» What is required
Search the entries for the word "Сумма" and pull out each line that has it.

::::::::

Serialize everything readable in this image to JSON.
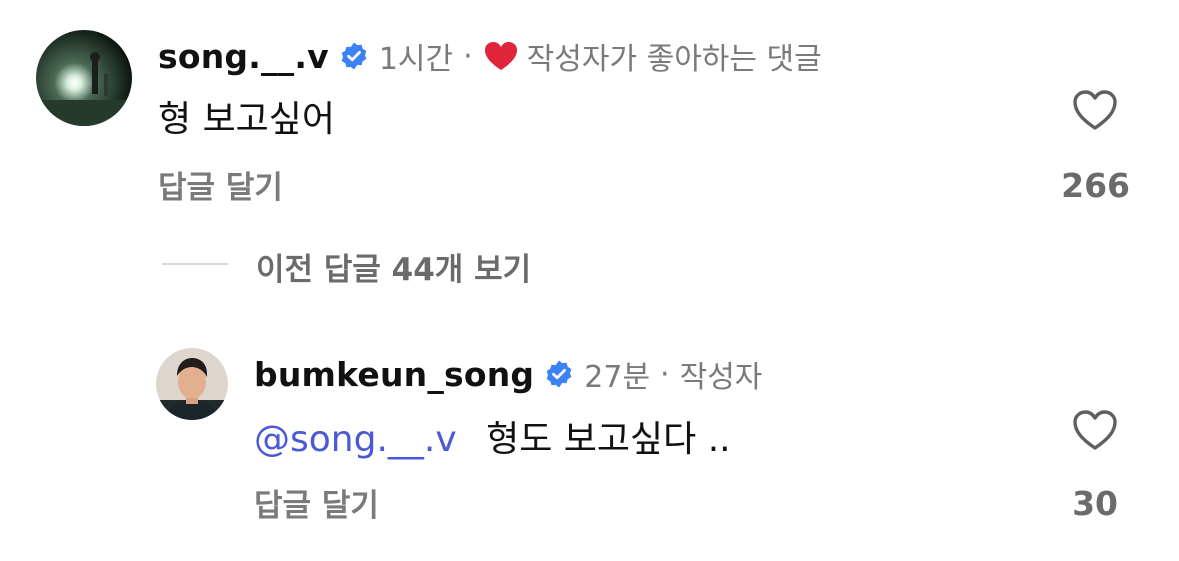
{
  "comments": [
    {
      "username": "song.__.v",
      "time": "1시간",
      "separator": "·",
      "liked_by_author_label": "작성자가 좋아하는 댓글",
      "text": "형 보고싶어",
      "reply_label": "답글 달기",
      "likes": "266"
    }
  ],
  "thread": {
    "view_replies_label": "이전 답글 44개 보기"
  },
  "reply": {
    "username": "bumkeun_song",
    "time": "27분",
    "separator": "·",
    "author_label": "작성자",
    "mention": "@song.__.v",
    "text": "형도 보고싶다 ..",
    "reply_label": "답글 달기",
    "likes": "30"
  },
  "icons": {
    "verified": "verified-badge-icon",
    "like": "heart-outline-icon",
    "author_like": "heart-filled-icon"
  },
  "colors": {
    "verified": "#3b82f6",
    "heart_red": "#e0243a",
    "mention": "#4a5ad6",
    "muted": "#7a7a7a"
  }
}
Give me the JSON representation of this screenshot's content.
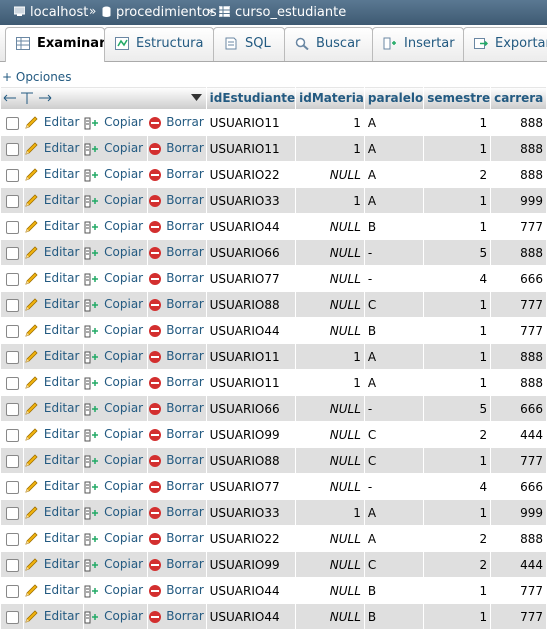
{
  "breadcrumb": {
    "server": "localhost",
    "sep": "»",
    "database": "procedimientos",
    "table": "curso_estudiante"
  },
  "tabs": [
    {
      "label": "Examinar",
      "icon": "browse-icon",
      "active": true
    },
    {
      "label": "Estructura",
      "icon": "structure-icon"
    },
    {
      "label": "SQL",
      "icon": "sql-icon"
    },
    {
      "label": "Buscar",
      "icon": "search-icon"
    },
    {
      "label": "Insertar",
      "icon": "insert-icon"
    },
    {
      "label": "Exportar",
      "icon": "export-icon"
    }
  ],
  "options_link": "+ Opciones",
  "row_actions": {
    "edit": "Editar",
    "copy": "Copiar",
    "delete": "Borrar"
  },
  "columns": [
    "idEstudiante",
    "idMateria",
    "paralelo",
    "semestre",
    "carrera"
  ],
  "null_text": "NULL",
  "rows": [
    {
      "idEstudiante": "USUARIO11",
      "idMateria": "1",
      "paralelo": "A",
      "semestre": "1",
      "carrera": "888"
    },
    {
      "idEstudiante": "USUARIO11",
      "idMateria": "1",
      "paralelo": "A",
      "semestre": "1",
      "carrera": "888"
    },
    {
      "idEstudiante": "USUARIO22",
      "idMateria": "NULL",
      "paralelo": "A",
      "semestre": "2",
      "carrera": "888"
    },
    {
      "idEstudiante": "USUARIO33",
      "idMateria": "1",
      "paralelo": "A",
      "semestre": "1",
      "carrera": "999"
    },
    {
      "idEstudiante": "USUARIO44",
      "idMateria": "NULL",
      "paralelo": "B",
      "semestre": "1",
      "carrera": "777"
    },
    {
      "idEstudiante": "USUARIO66",
      "idMateria": "NULL",
      "paralelo": "-",
      "semestre": "5",
      "carrera": "888"
    },
    {
      "idEstudiante": "USUARIO77",
      "idMateria": "NULL",
      "paralelo": "-",
      "semestre": "4",
      "carrera": "666"
    },
    {
      "idEstudiante": "USUARIO88",
      "idMateria": "NULL",
      "paralelo": "C",
      "semestre": "1",
      "carrera": "777"
    },
    {
      "idEstudiante": "USUARIO44",
      "idMateria": "NULL",
      "paralelo": "B",
      "semestre": "1",
      "carrera": "777"
    },
    {
      "idEstudiante": "USUARIO11",
      "idMateria": "1",
      "paralelo": "A",
      "semestre": "1",
      "carrera": "888"
    },
    {
      "idEstudiante": "USUARIO11",
      "idMateria": "1",
      "paralelo": "A",
      "semestre": "1",
      "carrera": "888"
    },
    {
      "idEstudiante": "USUARIO66",
      "idMateria": "NULL",
      "paralelo": "-",
      "semestre": "5",
      "carrera": "666"
    },
    {
      "idEstudiante": "USUARIO99",
      "idMateria": "NULL",
      "paralelo": "C",
      "semestre": "2",
      "carrera": "444"
    },
    {
      "idEstudiante": "USUARIO88",
      "idMateria": "NULL",
      "paralelo": "C",
      "semestre": "1",
      "carrera": "777"
    },
    {
      "idEstudiante": "USUARIO77",
      "idMateria": "NULL",
      "paralelo": "-",
      "semestre": "4",
      "carrera": "666"
    },
    {
      "idEstudiante": "USUARIO33",
      "idMateria": "1",
      "paralelo": "A",
      "semestre": "1",
      "carrera": "999"
    },
    {
      "idEstudiante": "USUARIO22",
      "idMateria": "NULL",
      "paralelo": "A",
      "semestre": "2",
      "carrera": "888"
    },
    {
      "idEstudiante": "USUARIO99",
      "idMateria": "NULL",
      "paralelo": "C",
      "semestre": "2",
      "carrera": "444"
    },
    {
      "idEstudiante": "USUARIO44",
      "idMateria": "NULL",
      "paralelo": "B",
      "semestre": "1",
      "carrera": "777"
    },
    {
      "idEstudiante": "USUARIO44",
      "idMateria": "NULL",
      "paralelo": "B",
      "semestre": "1",
      "carrera": "777"
    }
  ]
}
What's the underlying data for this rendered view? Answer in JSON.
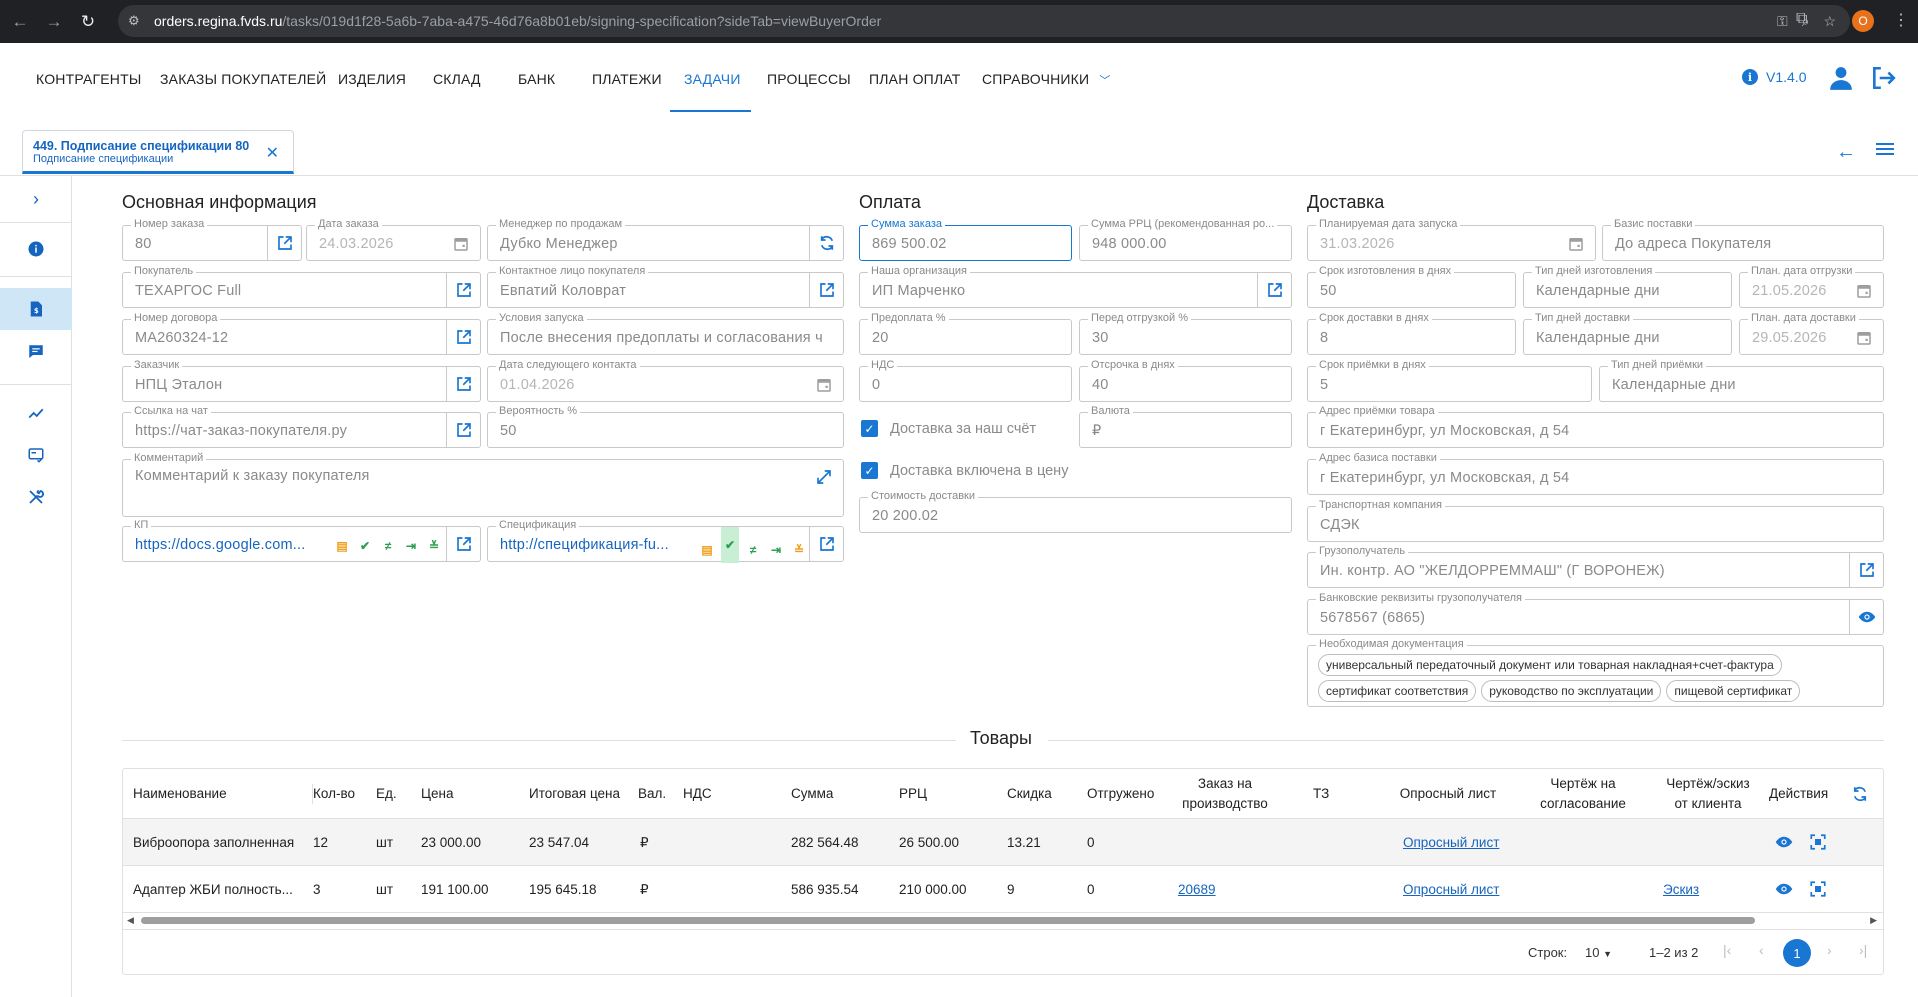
{
  "browser": {
    "url_host": "orders.regina.fvds.ru",
    "url_path": "/tasks/019d1f28-5a6b-7aba-a475-46d76a8b01eb/signing-specification?sideTab=viewBuyerOrder",
    "profile_letter": "O"
  },
  "nav": {
    "items": [
      "КОНТРАГЕНТЫ",
      "ЗАКАЗЫ ПОКУПАТЕЛЕЙ",
      "ИЗДЕЛИЯ",
      "СКЛАД",
      "БАНК",
      "ПЛАТЕЖИ",
      "ЗАДАЧИ",
      "ПРОЦЕССЫ",
      "ПЛАН ОПЛАТ",
      "СПРАВОЧНИКИ"
    ],
    "active": "ЗАДАЧИ",
    "version": "V1.4.0"
  },
  "tab": {
    "title": "449. Подписание спецификации 80",
    "subtitle": "Подписание спецификации"
  },
  "main": {
    "title": "Основная информация",
    "order_number": {
      "label": "Номер заказа",
      "value": "80"
    },
    "order_date": {
      "label": "Дата заказа",
      "value": "24.03.2026"
    },
    "sales_manager": {
      "label": "Менеджер по продажам",
      "value": "Дубко Менеджер"
    },
    "buyer": {
      "label": "Покупатель",
      "value": "ТЕХАРГОС Full"
    },
    "contact": {
      "label": "Контактное лицо покупателя",
      "value": "Евпатий Коловрат"
    },
    "contract_number": {
      "label": "Номер договора",
      "value": "МА260324-12"
    },
    "launch_conditions": {
      "label": "Условия запуска",
      "value": "После внесения предоплаты и согласования ч"
    },
    "customer": {
      "label": "Заказчик",
      "value": "НПЦ Эталон"
    },
    "next_contact_date": {
      "label": "Дата следующего контакта",
      "value": "01.04.2026"
    },
    "chat_link": {
      "label": "Ссылка на чат",
      "value": "https://чат-заказ-покупателя.ру"
    },
    "probability": {
      "label": "Вероятность %",
      "value": "50"
    },
    "comment": {
      "label": "Комментарий",
      "value": "Комментарий к заказу покупателя"
    },
    "kp": {
      "label": "КП",
      "value": "https://docs.google.com..."
    },
    "spec": {
      "label": "Спецификация",
      "value": "http://спецификация-fu..."
    }
  },
  "payment": {
    "title": "Оплата",
    "order_sum": {
      "label": "Сумма заказа",
      "value": "869 500.02"
    },
    "rrp_sum": {
      "label": "Сумма РРЦ (рекомендованная ро...",
      "value": "948 000.00"
    },
    "our_org": {
      "label": "Наша организация",
      "value": "ИП Марченко"
    },
    "prepay": {
      "label": "Предоплата %",
      "value": "20"
    },
    "before_ship": {
      "label": "Перед отгрузкой %",
      "value": "30"
    },
    "vat": {
      "label": "НДС",
      "value": "0"
    },
    "delay": {
      "label": "Отсрочка в днях",
      "value": "40"
    },
    "delivery_ours": "Доставка за наш счёт",
    "currency": {
      "label": "Валюта",
      "value": "₽"
    },
    "delivery_included": "Доставка включена в цену",
    "delivery_cost": {
      "label": "Стоимость доставки",
      "value": "20 200.02"
    }
  },
  "delivery": {
    "title": "Доставка",
    "planned_launch": {
      "label": "Планируемая дата запуска",
      "value": "31.03.2026"
    },
    "basis": {
      "label": "Базис поставки",
      "value": "До адреса Покупателя"
    },
    "make_days": {
      "label": "Срок изготовления в днях",
      "value": "50"
    },
    "make_day_type": {
      "label": "Тип дней изготовления",
      "value": "Календарные дни"
    },
    "plan_ship_date": {
      "label": "План. дата отгрузки",
      "value": "21.05.2026"
    },
    "deliv_days": {
      "label": "Срок доставки в днях",
      "value": "8"
    },
    "deliv_day_type": {
      "label": "Тип дней доставки",
      "value": "Календарные дни"
    },
    "plan_deliv_date": {
      "label": "План. дата доставки",
      "value": "29.05.2026"
    },
    "accept_days": {
      "label": "Срок приёмки в днях",
      "value": "5"
    },
    "accept_day_type": {
      "label": "Тип дней приёмки",
      "value": "Календарные дни"
    },
    "accept_address": {
      "label": "Адрес приёмки товара",
      "value": "г Екатеринбург, ул Московская, д 54"
    },
    "basis_address": {
      "label": "Адрес базиса поставки",
      "value": "г Екатеринбург, ул Московская, д 54"
    },
    "transport": {
      "label": "Транспортная компания",
      "value": "СДЭК"
    },
    "consignee": {
      "label": "Грузополучатель",
      "value": "Ин. контр. АО \"ЖЕЛДОРРЕММАШ\" (Г ВОРОНЕЖ)"
    },
    "bank": {
      "label": "Банковские реквизиты грузополучателя",
      "value": "5678567 (6865)"
    },
    "docs": {
      "label": "Необходимая документация",
      "items": [
        "универсальный передаточный документ или товарная накладная+счет-фактура",
        "сертификат соответствия",
        "руководство по эксплуатации",
        "пищевой сертификат"
      ]
    }
  },
  "products": {
    "title": "Товары",
    "headers": [
      "Наименование",
      "Кол-во",
      "Ед.",
      "Цена",
      "Итоговая цена",
      "Вал.",
      "НДС",
      "Сумма",
      "РРЦ",
      "Скидка",
      "Отгружено",
      "Заказ на производство",
      "ТЗ",
      "Опросный лист",
      "Чертёж на согласование",
      "Чертёж/эскиз от клиента",
      "Действия"
    ],
    "rows": [
      {
        "name": "Виброопора заполненная",
        "qty": "12",
        "unit": "шт",
        "price": "23 000.00",
        "final": "23 547.04",
        "cur": "₽",
        "vat": "",
        "sum": "282 564.48",
        "rrp": "26 500.00",
        "discount": "13.21",
        "shipped": "0",
        "prod_order": "",
        "tz": "",
        "survey": "Опросный лист",
        "drawing": "",
        "sketch": ""
      },
      {
        "name": "Адаптер ЖБИ полность...",
        "qty": "3",
        "unit": "шт",
        "price": "191 100.00",
        "final": "195 645.18",
        "cur": "₽",
        "vat": "",
        "sum": "586 935.54",
        "rrp": "210 000.00",
        "discount": "9",
        "shipped": "0",
        "prod_order": "20689",
        "tz": "",
        "survey": "Опросный лист",
        "drawing": "",
        "sketch": "Эскиз"
      }
    ],
    "pager": {
      "rows_label": "Строк:",
      "rows_value": "10",
      "range": "1–2 из 2",
      "page": "1"
    }
  }
}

::::::::

» Solution for this exercise
      "label": "Сумма заказа",
      "label": "Сумма РРЦ (рекомендованная ро...",
      "Сумма",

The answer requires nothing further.